** Start of The data **

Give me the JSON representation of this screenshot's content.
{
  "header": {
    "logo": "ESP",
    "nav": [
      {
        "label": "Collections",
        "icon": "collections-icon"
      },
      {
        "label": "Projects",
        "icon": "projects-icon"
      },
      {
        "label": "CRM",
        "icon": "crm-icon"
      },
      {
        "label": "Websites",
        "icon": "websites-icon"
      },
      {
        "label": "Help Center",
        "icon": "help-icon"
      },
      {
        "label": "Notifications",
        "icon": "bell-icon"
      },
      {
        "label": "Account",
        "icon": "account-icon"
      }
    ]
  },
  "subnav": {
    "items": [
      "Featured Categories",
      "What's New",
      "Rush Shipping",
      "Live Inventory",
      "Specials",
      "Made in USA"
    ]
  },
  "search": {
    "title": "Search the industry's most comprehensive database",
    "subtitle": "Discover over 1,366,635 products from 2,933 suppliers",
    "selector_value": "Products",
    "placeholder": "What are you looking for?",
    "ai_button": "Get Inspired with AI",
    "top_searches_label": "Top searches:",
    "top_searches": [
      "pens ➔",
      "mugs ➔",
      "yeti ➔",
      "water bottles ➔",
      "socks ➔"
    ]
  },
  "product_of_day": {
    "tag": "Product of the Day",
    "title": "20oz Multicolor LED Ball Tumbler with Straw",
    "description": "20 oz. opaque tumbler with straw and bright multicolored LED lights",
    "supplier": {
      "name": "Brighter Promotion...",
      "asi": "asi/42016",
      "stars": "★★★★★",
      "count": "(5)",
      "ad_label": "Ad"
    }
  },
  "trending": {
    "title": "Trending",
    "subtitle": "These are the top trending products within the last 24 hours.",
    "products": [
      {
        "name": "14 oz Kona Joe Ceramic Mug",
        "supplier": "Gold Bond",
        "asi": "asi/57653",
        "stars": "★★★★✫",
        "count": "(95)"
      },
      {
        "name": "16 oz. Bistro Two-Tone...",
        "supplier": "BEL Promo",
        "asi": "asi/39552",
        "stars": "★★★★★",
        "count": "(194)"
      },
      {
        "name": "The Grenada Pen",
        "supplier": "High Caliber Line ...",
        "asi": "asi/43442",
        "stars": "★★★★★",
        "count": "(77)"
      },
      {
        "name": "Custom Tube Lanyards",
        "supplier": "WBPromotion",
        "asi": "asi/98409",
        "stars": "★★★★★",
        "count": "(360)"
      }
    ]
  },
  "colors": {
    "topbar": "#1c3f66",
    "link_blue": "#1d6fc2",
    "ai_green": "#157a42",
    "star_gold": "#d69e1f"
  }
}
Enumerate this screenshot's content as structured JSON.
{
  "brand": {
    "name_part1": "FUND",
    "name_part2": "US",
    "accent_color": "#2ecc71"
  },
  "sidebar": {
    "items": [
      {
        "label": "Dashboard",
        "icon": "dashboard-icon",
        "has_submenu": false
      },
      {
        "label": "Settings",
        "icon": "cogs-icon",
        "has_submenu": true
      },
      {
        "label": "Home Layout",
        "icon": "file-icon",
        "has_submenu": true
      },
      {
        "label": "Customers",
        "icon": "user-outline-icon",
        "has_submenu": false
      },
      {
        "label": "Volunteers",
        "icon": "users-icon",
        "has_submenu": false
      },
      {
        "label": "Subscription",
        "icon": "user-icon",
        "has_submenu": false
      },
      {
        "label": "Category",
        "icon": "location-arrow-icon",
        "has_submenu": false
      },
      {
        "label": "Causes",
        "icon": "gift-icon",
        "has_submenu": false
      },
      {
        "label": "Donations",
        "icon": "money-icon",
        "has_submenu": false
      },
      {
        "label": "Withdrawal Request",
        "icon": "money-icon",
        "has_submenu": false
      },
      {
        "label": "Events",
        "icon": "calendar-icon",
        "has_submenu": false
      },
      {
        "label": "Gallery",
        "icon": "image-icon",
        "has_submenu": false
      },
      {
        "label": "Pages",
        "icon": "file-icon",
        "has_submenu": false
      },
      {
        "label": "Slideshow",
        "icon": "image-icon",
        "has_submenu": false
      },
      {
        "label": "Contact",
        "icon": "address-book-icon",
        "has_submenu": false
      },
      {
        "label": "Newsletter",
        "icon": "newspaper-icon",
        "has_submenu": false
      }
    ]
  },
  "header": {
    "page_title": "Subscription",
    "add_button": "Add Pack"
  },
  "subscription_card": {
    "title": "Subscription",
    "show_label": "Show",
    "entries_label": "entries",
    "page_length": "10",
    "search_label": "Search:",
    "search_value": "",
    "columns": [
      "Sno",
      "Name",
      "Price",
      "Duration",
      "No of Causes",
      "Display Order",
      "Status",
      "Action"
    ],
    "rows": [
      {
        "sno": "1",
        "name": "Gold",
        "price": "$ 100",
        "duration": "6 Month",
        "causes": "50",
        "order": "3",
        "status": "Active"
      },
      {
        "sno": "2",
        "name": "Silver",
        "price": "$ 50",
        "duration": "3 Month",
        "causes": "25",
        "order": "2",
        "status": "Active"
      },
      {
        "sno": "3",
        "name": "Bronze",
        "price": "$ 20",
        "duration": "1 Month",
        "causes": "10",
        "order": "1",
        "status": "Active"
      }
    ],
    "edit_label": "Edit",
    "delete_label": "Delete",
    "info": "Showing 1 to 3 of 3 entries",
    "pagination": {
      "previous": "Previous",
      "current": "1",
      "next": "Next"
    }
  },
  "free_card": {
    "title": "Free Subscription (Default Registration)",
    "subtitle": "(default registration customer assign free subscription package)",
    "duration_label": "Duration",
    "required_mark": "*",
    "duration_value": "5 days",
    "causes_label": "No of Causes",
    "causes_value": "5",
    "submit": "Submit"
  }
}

** End of The data **

▸ **Problem statement**: Print the entries exactly. Include every one.

▸ **Correct result**:
Give me the JSON representation of this screenshot's content.
{
  "header": {
    "logo": "ESP",
    "nav": [
      {
        "label": "Collections",
        "icon": "collections-icon"
      },
      {
        "label": "Projects",
        "icon": "projects-icon"
      },
      {
        "label": "CRM",
        "icon": "crm-icon"
      },
      {
        "label": "Websites",
        "icon": "websites-icon"
      },
      {
        "label": "Help Center",
        "icon": "help-icon"
      },
      {
        "label": "Notifications",
        "icon": "bell-icon"
      },
      {
        "label": "Account",
        "icon": "account-icon"
      }
    ]
  },
  "subnav": {
    "items": [
      "Featured Categories",
      "What's New",
      "Rush Shipping",
      "Live Inventory",
      "Specials",
      "Made in USA"
    ]
  },
  "search": {
    "title": "Search the industry's most comprehensive database",
    "subtitle": "Discover over 1,366,635 products from 2,933 suppliers",
    "selector_value": "Products",
    "placeholder": "What are you looking for?",
    "ai_button": "Get Inspired with AI",
    "top_searches_label": "Top searches:",
    "top_searches": [
      "pens ➔",
      "mugs ➔",
      "yeti ➔",
      "water bottles ➔",
      "socks ➔"
    ]
  },
  "product_of_day": {
    "tag": "Product of the Day",
    "title": "20oz Multicolor LED Ball Tumbler with Straw",
    "description": "20 oz. opaque tumbler with straw and bright multicolored LED lights",
    "supplier": {
      "name": "Brighter Promotion...",
      "asi": "asi/42016",
      "stars": "★★★★★",
      "count": "(5)",
      "ad_label": "Ad"
    }
  },
  "trending": {
    "title": "Trending",
    "subtitle": "These are the top trending products within the last 24 hours.",
    "products": [
      {
        "name": "14 oz Kona Joe Ceramic Mug",
        "supplier": "Gold Bond",
        "asi": "asi/57653",
        "stars": "★★★★✫",
        "count": "(95)"
      },
      {
        "name": "16 oz. Bistro Two-Tone...",
        "supplier": "BEL Promo",
        "asi": "asi/39552",
        "stars": "★★★★★",
        "count": "(194)"
      },
      {
        "name": "The Grenada Pen",
        "supplier": "High Caliber Line ...",
        "asi": "asi/43442",
        "stars": "★★★★★",
        "count": "(77)"
      },
      {
        "name": "Custom Tube Lanyards",
        "supplier": "WBPromotion",
        "asi": "asi/98409",
        "stars": "★★★★★",
        "count": "(360)"
      }
    ]
  },
  "colors": {
    "topbar": "#1c3f66",
    "link_blue": "#1d6fc2",
    "ai_green": "#157a42",
    "star_gold": "#d69e1f"
  }
}
Enumerate this screenshot's content as structured JSON.
{
  "brand": {
    "name_part1": "FUND",
    "name_part2": "US",
    "accent_color": "#2ecc71"
  },
  "sidebar": {
    "items": [
      {
        "label": "Dashboard",
        "icon": "dashboard-icon",
        "has_submenu": false
      },
      {
        "label": "Settings",
        "icon": "cogs-icon",
        "has_submenu": true
      },
      {
        "label": "Home Layout",
        "icon": "file-icon",
        "has_submenu": true
      },
      {
        "label": "Customers",
        "icon": "user-outline-icon",
        "has_submenu": false
      },
      {
        "label": "Volunteers",
        "icon": "users-icon",
        "has_submenu": false
      },
      {
        "label": "Subscription",
        "icon": "user-icon",
        "has_submenu": false
      },
      {
        "label": "Category",
        "icon": "location-arrow-icon",
        "has_submenu": false
      },
      {
        "label": "Causes",
        "icon": "gift-icon",
        "has_submenu": false
      },
      {
        "label": "Donations",
        "icon": "money-icon",
        "has_submenu": false
      },
      {
        "label": "Withdrawal Request",
        "icon": "money-icon",
        "has_submenu": false
      },
      {
        "label": "Events",
        "icon": "calendar-icon",
        "has_submenu": false
      },
      {
        "label": "Gallery",
        "icon": "image-icon",
        "has_submenu": false
      },
      {
        "label": "Pages",
        "icon": "file-icon",
        "has_submenu": false
      },
      {
        "label": "Slideshow",
        "icon": "image-icon",
        "has_submenu": false
      },
      {
        "label": "Contact",
        "icon": "address-book-icon",
        "has_submenu": false
      },
      {
        "label": "Newsletter",
        "icon": "newspaper-icon",
        "has_submenu": false
      }
    ]
  },
  "header": {
    "page_title": "Subscription",
    "add_button": "Add Pack"
  },
  "subscription_card": {
    "title": "Subscription",
    "show_label": "Show",
    "entries_label": "entries",
    "page_length": "10",
    "search_label": "Search:",
    "search_value": "",
    "columns": [
      "Sno",
      "Name",
      "Price",
      "Duration",
      "No of Causes",
      "Display Order",
      "Status",
      "Action"
    ],
    "rows": [
      {
        "sno": "1",
        "name": "Gold",
        "price": "$ 100",
        "duration": "6 Month",
        "causes": "50",
        "order": "3",
        "status": "Active"
      },
      {
        "sno": "2",
        "name": "Silver",
        "price": "$ 50",
        "duration": "3 Month",
        "causes": "25",
        "order": "2",
        "status": "Active"
      },
      {
        "sno": "3",
        "name": "Bronze",
        "price": "$ 20",
        "duration": "1 Month",
        "causes": "10",
        "order": "1",
        "status": "Active"
      }
    ],
    "edit_label": "Edit",
    "delete_label": "Delete",
    "info": "Showing 1 to 3 of 3 entries",
    "pagination": {
      "previous": "Previous",
      "current": "1",
      "next": "Next"
    }
  },
  "free_card": {
    "title": "Free Subscription (Default Registration)",
    "subtitle": "(default registration customer assign free subscription package)",
    "duration_label": "Duration",
    "required_mark": "*",
    "duration_value": "5 days",
    "causes_label": "No of Causes",
    "causes_value": "5",
    "submit": "Submit"
  }
}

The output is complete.